## Your task:
Wherever the string "color" appears, copy the whole line.

## Input:
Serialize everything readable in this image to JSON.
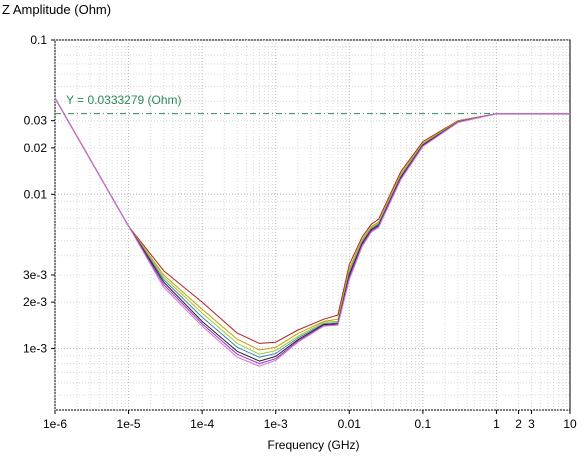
{
  "chart_data": {
    "type": "line",
    "title": "",
    "ylabel": "Z Amplitude (Ohm)",
    "xlabel": "Frequency (GHz)",
    "x_scale": "log",
    "y_scale": "log",
    "xlim": [
      1e-06,
      10
    ],
    "ylim": [
      0.0004,
      0.1
    ],
    "x_ticks": [
      {
        "value": 1e-06,
        "label": "1e-6"
      },
      {
        "value": 1e-05,
        "label": "1e-5"
      },
      {
        "value": 0.0001,
        "label": "1e-4"
      },
      {
        "value": 0.001,
        "label": "1e-3"
      },
      {
        "value": 0.01,
        "label": "0.01"
      },
      {
        "value": 0.1,
        "label": "0.1"
      },
      {
        "value": 1,
        "label": "1"
      },
      {
        "value": 2,
        "label": "2"
      },
      {
        "value": 3,
        "label": "3"
      },
      {
        "value": 10,
        "label": "10"
      }
    ],
    "y_ticks": [
      {
        "value": 0.1,
        "label": "0.1"
      },
      {
        "value": 0.03,
        "label": "0.03"
      },
      {
        "value": 0.02,
        "label": "0.02"
      },
      {
        "value": 0.01,
        "label": "0.01"
      },
      {
        "value": 0.003,
        "label": "3e-3"
      },
      {
        "value": 0.002,
        "label": "2e-3"
      },
      {
        "value": 0.001,
        "label": "1e-3"
      }
    ],
    "grid": true,
    "reference_line": {
      "y": 0.0333279,
      "label": "Y = 0.0333279 (Ohm)",
      "color": "#2e8b57"
    },
    "series": [
      {
        "color": "#b22222",
        "x": [
          1e-06,
          1e-05,
          3e-05,
          0.0001,
          0.0003,
          0.0006,
          0.001,
          0.002,
          0.0045,
          0.007,
          0.01,
          0.015,
          0.02,
          0.025,
          0.05,
          0.1,
          0.3,
          1,
          10
        ],
        "y": [
          0.042,
          0.0062,
          0.0032,
          0.002,
          0.00126,
          0.00108,
          0.0011,
          0.00132,
          0.00155,
          0.00165,
          0.0035,
          0.0053,
          0.0064,
          0.0069,
          0.014,
          0.022,
          0.03,
          0.0333,
          0.0333
        ]
      },
      {
        "color": "#c8a000",
        "x": [
          1e-06,
          1e-05,
          3e-05,
          0.0001,
          0.0003,
          0.0006,
          0.001,
          0.002,
          0.0045,
          0.007,
          0.01,
          0.015,
          0.02,
          0.025,
          0.05,
          0.1,
          0.3,
          1,
          10
        ],
        "y": [
          0.042,
          0.0062,
          0.003,
          0.0018,
          0.00115,
          0.00098,
          0.00102,
          0.00125,
          0.0015,
          0.00155,
          0.0033,
          0.0051,
          0.0062,
          0.0066,
          0.0135,
          0.0215,
          0.0298,
          0.0333,
          0.0333
        ]
      },
      {
        "color": "#9acd32",
        "x": [
          1e-06,
          1e-05,
          3e-05,
          0.0001,
          0.0003,
          0.0006,
          0.001,
          0.002,
          0.0045,
          0.007,
          0.01,
          0.015,
          0.02,
          0.025,
          0.05,
          0.1,
          0.3,
          1,
          10
        ],
        "y": [
          0.042,
          0.0062,
          0.0029,
          0.0017,
          0.00108,
          0.00092,
          0.00097,
          0.0012,
          0.00148,
          0.0015,
          0.0032,
          0.005,
          0.0061,
          0.0065,
          0.0132,
          0.0212,
          0.0296,
          0.0333,
          0.0333
        ]
      },
      {
        "color": "#4682b4",
        "x": [
          1e-06,
          1e-05,
          3e-05,
          0.0001,
          0.0003,
          0.0006,
          0.001,
          0.002,
          0.0045,
          0.007,
          0.01,
          0.015,
          0.02,
          0.025,
          0.05,
          0.1,
          0.3,
          1,
          10
        ],
        "y": [
          0.042,
          0.0062,
          0.0028,
          0.0016,
          0.00102,
          0.00088,
          0.00093,
          0.00117,
          0.00145,
          0.00147,
          0.0031,
          0.0049,
          0.006,
          0.0064,
          0.013,
          0.021,
          0.0295,
          0.0333,
          0.0333
        ]
      },
      {
        "color": "#222222",
        "x": [
          1e-06,
          1e-05,
          3e-05,
          0.0001,
          0.0003,
          0.0006,
          0.001,
          0.002,
          0.0045,
          0.007,
          0.01,
          0.015,
          0.02,
          0.025,
          0.05,
          0.1,
          0.3,
          1,
          10
        ],
        "y": [
          0.042,
          0.0062,
          0.0027,
          0.0015,
          0.00096,
          0.00083,
          0.00089,
          0.00114,
          0.00143,
          0.00145,
          0.003,
          0.0048,
          0.0059,
          0.0063,
          0.0128,
          0.0208,
          0.0294,
          0.0333,
          0.0333
        ]
      },
      {
        "color": "#9932cc",
        "x": [
          1e-06,
          1e-05,
          3e-05,
          0.0001,
          0.0003,
          0.0006,
          0.001,
          0.002,
          0.0045,
          0.007,
          0.01,
          0.015,
          0.02,
          0.025,
          0.05,
          0.1,
          0.3,
          1,
          10
        ],
        "y": [
          0.042,
          0.0062,
          0.0026,
          0.00145,
          0.00092,
          0.0008,
          0.00086,
          0.00112,
          0.00141,
          0.00143,
          0.0029,
          0.0047,
          0.0058,
          0.0062,
          0.0126,
          0.0206,
          0.0293,
          0.0333,
          0.0333
        ]
      },
      {
        "color": "#da70d6",
        "x": [
          1e-06,
          1e-05,
          3e-05,
          0.0001,
          0.0003,
          0.0006,
          0.001,
          0.002,
          0.0045,
          0.007,
          0.01,
          0.015,
          0.02,
          0.025,
          0.05,
          0.1,
          0.3,
          1,
          10
        ],
        "y": [
          0.042,
          0.0062,
          0.0025,
          0.0014,
          0.00088,
          0.00077,
          0.00084,
          0.0011,
          0.0014,
          0.00142,
          0.0028,
          0.0046,
          0.0057,
          0.0061,
          0.0124,
          0.0204,
          0.0292,
          0.0333,
          0.0333
        ]
      }
    ]
  }
}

## Final answer:
      "color": "#2e8b57"
        "color": "#b22222",
        "color": "#c8a000",
        "color": "#9acd32",
        "color": "#4682b4",
        "color": "#222222",
        "color": "#9932cc",
        "color": "#da70d6",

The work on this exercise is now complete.